§ **Set task**
Starting at the top of the listing and ending at the line that contains "humidity-tick: 60 — [845, 202, 858, 213]", rewrite those lines with "screenshot" substituted by "image", leaving everything else unchanged.

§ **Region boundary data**
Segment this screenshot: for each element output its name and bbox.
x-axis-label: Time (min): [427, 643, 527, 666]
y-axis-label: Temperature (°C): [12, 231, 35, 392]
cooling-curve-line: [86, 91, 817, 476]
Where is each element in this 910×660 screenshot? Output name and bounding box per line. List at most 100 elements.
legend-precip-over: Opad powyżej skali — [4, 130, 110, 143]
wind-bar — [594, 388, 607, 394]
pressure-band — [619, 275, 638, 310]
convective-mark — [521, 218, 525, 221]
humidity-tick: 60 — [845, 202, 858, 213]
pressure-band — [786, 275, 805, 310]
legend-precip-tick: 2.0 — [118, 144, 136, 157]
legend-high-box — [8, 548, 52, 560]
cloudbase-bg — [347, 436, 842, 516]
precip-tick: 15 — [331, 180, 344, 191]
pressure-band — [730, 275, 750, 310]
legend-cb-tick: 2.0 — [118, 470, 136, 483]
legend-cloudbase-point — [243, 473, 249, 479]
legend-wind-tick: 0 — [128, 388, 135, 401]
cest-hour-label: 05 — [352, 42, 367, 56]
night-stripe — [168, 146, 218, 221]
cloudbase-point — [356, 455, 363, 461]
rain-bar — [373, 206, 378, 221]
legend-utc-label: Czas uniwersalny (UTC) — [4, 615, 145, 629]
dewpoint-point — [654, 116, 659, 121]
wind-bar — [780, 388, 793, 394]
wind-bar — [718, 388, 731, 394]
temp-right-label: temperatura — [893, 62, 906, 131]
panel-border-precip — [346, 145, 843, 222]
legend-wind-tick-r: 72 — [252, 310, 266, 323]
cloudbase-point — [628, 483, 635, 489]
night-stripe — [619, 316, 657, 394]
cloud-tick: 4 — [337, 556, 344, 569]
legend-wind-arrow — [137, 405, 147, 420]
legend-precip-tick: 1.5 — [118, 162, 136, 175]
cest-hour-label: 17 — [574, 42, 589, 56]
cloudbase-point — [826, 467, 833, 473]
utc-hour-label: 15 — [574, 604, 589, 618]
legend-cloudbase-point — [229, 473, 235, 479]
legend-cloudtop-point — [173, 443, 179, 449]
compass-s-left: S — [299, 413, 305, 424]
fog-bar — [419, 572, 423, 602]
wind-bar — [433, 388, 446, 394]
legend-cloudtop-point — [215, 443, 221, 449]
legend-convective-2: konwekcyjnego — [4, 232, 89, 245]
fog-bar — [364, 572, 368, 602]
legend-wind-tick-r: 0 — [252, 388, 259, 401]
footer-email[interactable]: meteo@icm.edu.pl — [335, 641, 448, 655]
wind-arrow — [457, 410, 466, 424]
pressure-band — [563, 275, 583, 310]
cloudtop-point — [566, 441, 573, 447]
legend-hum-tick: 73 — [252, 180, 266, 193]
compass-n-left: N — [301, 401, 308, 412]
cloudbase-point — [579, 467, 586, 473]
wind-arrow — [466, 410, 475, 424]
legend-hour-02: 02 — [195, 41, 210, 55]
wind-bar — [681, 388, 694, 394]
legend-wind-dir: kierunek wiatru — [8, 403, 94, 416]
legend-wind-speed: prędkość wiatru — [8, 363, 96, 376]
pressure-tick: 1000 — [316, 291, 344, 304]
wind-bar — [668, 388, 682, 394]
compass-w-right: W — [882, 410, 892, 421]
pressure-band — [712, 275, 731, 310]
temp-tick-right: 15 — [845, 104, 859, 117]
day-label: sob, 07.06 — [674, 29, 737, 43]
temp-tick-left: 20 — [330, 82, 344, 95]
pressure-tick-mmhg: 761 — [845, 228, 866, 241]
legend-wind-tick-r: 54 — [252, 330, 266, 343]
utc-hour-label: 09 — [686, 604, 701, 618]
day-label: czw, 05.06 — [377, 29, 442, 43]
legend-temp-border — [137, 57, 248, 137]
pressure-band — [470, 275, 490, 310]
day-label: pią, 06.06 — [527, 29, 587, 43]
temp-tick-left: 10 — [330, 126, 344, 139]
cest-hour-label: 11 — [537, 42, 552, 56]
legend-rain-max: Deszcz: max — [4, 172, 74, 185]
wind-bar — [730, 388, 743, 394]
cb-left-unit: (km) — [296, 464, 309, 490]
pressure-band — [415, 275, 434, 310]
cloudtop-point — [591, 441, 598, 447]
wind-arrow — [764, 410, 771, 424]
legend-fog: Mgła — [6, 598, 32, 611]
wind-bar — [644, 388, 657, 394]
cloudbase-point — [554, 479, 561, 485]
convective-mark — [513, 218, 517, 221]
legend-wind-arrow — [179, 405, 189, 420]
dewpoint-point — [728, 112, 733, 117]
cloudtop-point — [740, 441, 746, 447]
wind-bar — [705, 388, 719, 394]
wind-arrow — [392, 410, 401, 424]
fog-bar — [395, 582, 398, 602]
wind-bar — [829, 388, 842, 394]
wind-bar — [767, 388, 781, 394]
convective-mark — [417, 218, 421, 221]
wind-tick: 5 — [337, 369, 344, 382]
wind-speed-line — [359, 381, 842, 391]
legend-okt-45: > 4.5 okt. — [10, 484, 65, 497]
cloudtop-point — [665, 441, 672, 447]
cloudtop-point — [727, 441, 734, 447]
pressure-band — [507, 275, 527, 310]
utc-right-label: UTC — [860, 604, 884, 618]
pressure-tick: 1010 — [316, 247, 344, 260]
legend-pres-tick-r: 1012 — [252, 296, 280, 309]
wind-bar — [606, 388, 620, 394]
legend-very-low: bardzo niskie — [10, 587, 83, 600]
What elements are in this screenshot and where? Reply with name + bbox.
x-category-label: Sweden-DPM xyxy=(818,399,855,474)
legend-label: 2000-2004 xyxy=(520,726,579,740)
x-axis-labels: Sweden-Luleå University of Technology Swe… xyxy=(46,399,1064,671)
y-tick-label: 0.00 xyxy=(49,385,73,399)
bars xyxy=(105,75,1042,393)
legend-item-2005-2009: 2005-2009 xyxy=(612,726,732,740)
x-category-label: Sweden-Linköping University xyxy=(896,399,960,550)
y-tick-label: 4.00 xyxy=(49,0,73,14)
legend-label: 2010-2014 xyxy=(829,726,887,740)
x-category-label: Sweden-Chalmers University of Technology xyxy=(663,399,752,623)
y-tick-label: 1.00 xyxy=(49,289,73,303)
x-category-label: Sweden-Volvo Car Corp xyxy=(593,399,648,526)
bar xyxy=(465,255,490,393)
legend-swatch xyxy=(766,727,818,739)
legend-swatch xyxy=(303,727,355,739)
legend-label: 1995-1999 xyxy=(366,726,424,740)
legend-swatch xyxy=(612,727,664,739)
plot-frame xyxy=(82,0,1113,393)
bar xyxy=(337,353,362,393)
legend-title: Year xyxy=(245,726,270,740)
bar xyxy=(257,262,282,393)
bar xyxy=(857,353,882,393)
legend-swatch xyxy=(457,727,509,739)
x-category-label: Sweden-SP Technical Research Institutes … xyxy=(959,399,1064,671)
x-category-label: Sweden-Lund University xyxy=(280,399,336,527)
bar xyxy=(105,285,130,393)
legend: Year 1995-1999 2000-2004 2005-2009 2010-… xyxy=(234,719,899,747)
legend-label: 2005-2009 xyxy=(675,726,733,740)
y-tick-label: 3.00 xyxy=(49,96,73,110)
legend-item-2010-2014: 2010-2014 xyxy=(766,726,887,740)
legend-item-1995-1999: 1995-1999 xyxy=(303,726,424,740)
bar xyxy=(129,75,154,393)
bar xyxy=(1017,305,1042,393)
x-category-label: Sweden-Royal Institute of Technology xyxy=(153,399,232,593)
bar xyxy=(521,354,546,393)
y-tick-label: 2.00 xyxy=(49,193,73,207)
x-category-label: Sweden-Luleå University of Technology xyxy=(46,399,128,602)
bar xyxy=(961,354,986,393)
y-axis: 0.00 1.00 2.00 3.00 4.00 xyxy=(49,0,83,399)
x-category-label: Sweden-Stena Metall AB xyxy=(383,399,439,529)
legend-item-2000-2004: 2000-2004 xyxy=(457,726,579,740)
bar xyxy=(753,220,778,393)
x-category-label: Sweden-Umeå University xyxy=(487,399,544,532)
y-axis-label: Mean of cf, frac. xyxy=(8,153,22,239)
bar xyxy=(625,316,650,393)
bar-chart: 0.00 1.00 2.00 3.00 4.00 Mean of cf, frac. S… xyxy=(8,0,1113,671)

§ **Output of the task**
Segment this image: for each element output its name and bbox.
x-axis-label: Time (min): [427, 643, 527, 666]
y-axis-label: Temperature (°C): [12, 231, 35, 392]
cooling-curve-line: [86, 91, 817, 476]
Where is each element in this 910×660 image? Output name and bounding box per line. List at most 100 elements.
legend-precip-over: Opad powyżej skali — [4, 130, 110, 143]
wind-bar — [594, 388, 607, 394]
pressure-band — [619, 275, 638, 310]
convective-mark — [521, 218, 525, 221]
humidity-tick: 60 — [845, 202, 858, 213]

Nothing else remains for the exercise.